# DO THIS:
Print the complete set of entries exactly.

:::

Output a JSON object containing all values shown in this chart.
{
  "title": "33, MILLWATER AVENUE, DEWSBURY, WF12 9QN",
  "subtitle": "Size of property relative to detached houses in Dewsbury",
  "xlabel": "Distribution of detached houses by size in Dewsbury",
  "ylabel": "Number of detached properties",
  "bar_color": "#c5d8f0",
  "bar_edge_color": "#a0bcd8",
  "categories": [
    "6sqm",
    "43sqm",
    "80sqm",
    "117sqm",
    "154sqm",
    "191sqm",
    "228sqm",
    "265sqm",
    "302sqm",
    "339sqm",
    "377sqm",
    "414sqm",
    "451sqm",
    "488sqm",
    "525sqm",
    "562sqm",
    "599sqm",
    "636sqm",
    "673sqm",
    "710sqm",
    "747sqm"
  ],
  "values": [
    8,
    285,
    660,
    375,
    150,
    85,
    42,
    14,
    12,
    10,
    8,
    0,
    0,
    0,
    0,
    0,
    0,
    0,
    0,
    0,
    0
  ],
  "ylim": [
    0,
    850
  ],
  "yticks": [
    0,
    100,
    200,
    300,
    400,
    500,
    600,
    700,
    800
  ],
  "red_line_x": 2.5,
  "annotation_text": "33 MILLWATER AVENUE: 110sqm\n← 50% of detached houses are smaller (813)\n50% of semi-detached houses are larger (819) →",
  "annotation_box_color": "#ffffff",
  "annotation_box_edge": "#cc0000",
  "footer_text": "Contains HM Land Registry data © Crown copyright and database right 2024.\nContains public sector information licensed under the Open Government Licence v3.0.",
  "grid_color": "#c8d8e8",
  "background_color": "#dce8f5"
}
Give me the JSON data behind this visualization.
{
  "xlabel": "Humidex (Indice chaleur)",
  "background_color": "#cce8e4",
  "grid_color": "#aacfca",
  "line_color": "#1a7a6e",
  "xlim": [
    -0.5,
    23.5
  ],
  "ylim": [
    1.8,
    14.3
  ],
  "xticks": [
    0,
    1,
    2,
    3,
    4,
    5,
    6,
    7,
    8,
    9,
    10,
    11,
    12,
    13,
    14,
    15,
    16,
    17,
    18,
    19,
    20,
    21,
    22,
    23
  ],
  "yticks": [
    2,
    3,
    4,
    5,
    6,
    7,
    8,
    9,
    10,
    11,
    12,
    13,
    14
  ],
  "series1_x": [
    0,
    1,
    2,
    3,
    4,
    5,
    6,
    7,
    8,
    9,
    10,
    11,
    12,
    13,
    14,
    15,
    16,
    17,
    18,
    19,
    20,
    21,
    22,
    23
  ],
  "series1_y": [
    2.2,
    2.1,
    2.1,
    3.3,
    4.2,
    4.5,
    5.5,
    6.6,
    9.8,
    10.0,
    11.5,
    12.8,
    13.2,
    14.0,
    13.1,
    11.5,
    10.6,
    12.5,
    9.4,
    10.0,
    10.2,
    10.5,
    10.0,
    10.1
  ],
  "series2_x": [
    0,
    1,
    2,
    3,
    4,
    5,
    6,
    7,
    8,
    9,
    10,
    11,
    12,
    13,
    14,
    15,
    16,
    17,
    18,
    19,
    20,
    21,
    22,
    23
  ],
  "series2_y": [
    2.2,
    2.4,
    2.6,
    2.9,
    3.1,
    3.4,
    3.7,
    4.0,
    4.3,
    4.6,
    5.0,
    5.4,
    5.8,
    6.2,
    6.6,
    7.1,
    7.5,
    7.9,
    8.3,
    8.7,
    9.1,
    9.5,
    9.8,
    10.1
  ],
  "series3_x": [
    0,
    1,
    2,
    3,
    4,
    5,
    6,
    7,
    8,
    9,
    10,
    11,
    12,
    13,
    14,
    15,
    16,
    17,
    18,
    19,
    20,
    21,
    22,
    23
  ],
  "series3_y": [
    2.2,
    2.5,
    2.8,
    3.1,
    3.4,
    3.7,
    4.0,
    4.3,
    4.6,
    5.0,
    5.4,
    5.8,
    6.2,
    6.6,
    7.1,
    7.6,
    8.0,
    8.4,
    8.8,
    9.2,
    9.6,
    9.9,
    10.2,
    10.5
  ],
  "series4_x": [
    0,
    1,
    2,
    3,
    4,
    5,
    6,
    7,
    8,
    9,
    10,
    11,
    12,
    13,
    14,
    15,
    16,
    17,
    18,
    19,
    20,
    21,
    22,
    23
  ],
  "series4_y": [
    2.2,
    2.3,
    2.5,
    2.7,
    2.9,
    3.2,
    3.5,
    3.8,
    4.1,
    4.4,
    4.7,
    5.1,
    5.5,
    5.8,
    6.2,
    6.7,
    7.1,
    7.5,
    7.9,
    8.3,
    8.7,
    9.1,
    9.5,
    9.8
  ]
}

:::

# ANSWER BELOW:
Output a JSON object containing all values shown in this chart.
{
  "title": "33, MILLWATER AVENUE, DEWSBURY, WF12 9QN",
  "subtitle": "Size of property relative to detached houses in Dewsbury",
  "xlabel": "Distribution of detached houses by size in Dewsbury",
  "ylabel": "Number of detached properties",
  "bar_color": "#c5d8f0",
  "bar_edge_color": "#a0bcd8",
  "categories": [
    "6sqm",
    "43sqm",
    "80sqm",
    "117sqm",
    "154sqm",
    "191sqm",
    "228sqm",
    "265sqm",
    "302sqm",
    "339sqm",
    "377sqm",
    "414sqm",
    "451sqm",
    "488sqm",
    "525sqm",
    "562sqm",
    "599sqm",
    "636sqm",
    "673sqm",
    "710sqm",
    "747sqm"
  ],
  "values": [
    8,
    285,
    660,
    375,
    150,
    85,
    42,
    14,
    12,
    10,
    8,
    0,
    0,
    0,
    0,
    0,
    0,
    0,
    0,
    0,
    0
  ],
  "ylim": [
    0,
    850
  ],
  "yticks": [
    0,
    100,
    200,
    300,
    400,
    500,
    600,
    700,
    800
  ],
  "red_line_x": 2.5,
  "annotation_text": "33 MILLWATER AVENUE: 110sqm\n← 50% of detached houses are smaller (813)\n50% of semi-detached houses are larger (819) →",
  "annotation_box_color": "#ffffff",
  "annotation_box_edge": "#cc0000",
  "footer_text": "Contains HM Land Registry data © Crown copyright and database right 2024.\nContains public sector information licensed under the Open Government Licence v3.0.",
  "grid_color": "#c8d8e8",
  "background_color": "#dce8f5"
}
Give me the JSON data behind this visualization.
{
  "xlabel": "Humidex (Indice chaleur)",
  "background_color": "#cce8e4",
  "grid_color": "#aacfca",
  "line_color": "#1a7a6e",
  "xlim": [
    -0.5,
    23.5
  ],
  "ylim": [
    1.8,
    14.3
  ],
  "xticks": [
    0,
    1,
    2,
    3,
    4,
    5,
    6,
    7,
    8,
    9,
    10,
    11,
    12,
    13,
    14,
    15,
    16,
    17,
    18,
    19,
    20,
    21,
    22,
    23
  ],
  "yticks": [
    2,
    3,
    4,
    5,
    6,
    7,
    8,
    9,
    10,
    11,
    12,
    13,
    14
  ],
  "series1_x": [
    0,
    1,
    2,
    3,
    4,
    5,
    6,
    7,
    8,
    9,
    10,
    11,
    12,
    13,
    14,
    15,
    16,
    17,
    18,
    19,
    20,
    21,
    22,
    23
  ],
  "series1_y": [
    2.2,
    2.1,
    2.1,
    3.3,
    4.2,
    4.5,
    5.5,
    6.6,
    9.8,
    10.0,
    11.5,
    12.8,
    13.2,
    14.0,
    13.1,
    11.5,
    10.6,
    12.5,
    9.4,
    10.0,
    10.2,
    10.5,
    10.0,
    10.1
  ],
  "series2_x": [
    0,
    1,
    2,
    3,
    4,
    5,
    6,
    7,
    8,
    9,
    10,
    11,
    12,
    13,
    14,
    15,
    16,
    17,
    18,
    19,
    20,
    21,
    22,
    23
  ],
  "series2_y": [
    2.2,
    2.4,
    2.6,
    2.9,
    3.1,
    3.4,
    3.7,
    4.0,
    4.3,
    4.6,
    5.0,
    5.4,
    5.8,
    6.2,
    6.6,
    7.1,
    7.5,
    7.9,
    8.3,
    8.7,
    9.1,
    9.5,
    9.8,
    10.1
  ],
  "series3_x": [
    0,
    1,
    2,
    3,
    4,
    5,
    6,
    7,
    8,
    9,
    10,
    11,
    12,
    13,
    14,
    15,
    16,
    17,
    18,
    19,
    20,
    21,
    22,
    23
  ],
  "series3_y": [
    2.2,
    2.5,
    2.8,
    3.1,
    3.4,
    3.7,
    4.0,
    4.3,
    4.6,
    5.0,
    5.4,
    5.8,
    6.2,
    6.6,
    7.1,
    7.6,
    8.0,
    8.4,
    8.8,
    9.2,
    9.6,
    9.9,
    10.2,
    10.5
  ],
  "series4_x": [
    0,
    1,
    2,
    3,
    4,
    5,
    6,
    7,
    8,
    9,
    10,
    11,
    12,
    13,
    14,
    15,
    16,
    17,
    18,
    19,
    20,
    21,
    22,
    23
  ],
  "series4_y": [
    2.2,
    2.3,
    2.5,
    2.7,
    2.9,
    3.2,
    3.5,
    3.8,
    4.1,
    4.4,
    4.7,
    5.1,
    5.5,
    5.8,
    6.2,
    6.7,
    7.1,
    7.5,
    7.9,
    8.3,
    8.7,
    9.1,
    9.5,
    9.8
  ]
}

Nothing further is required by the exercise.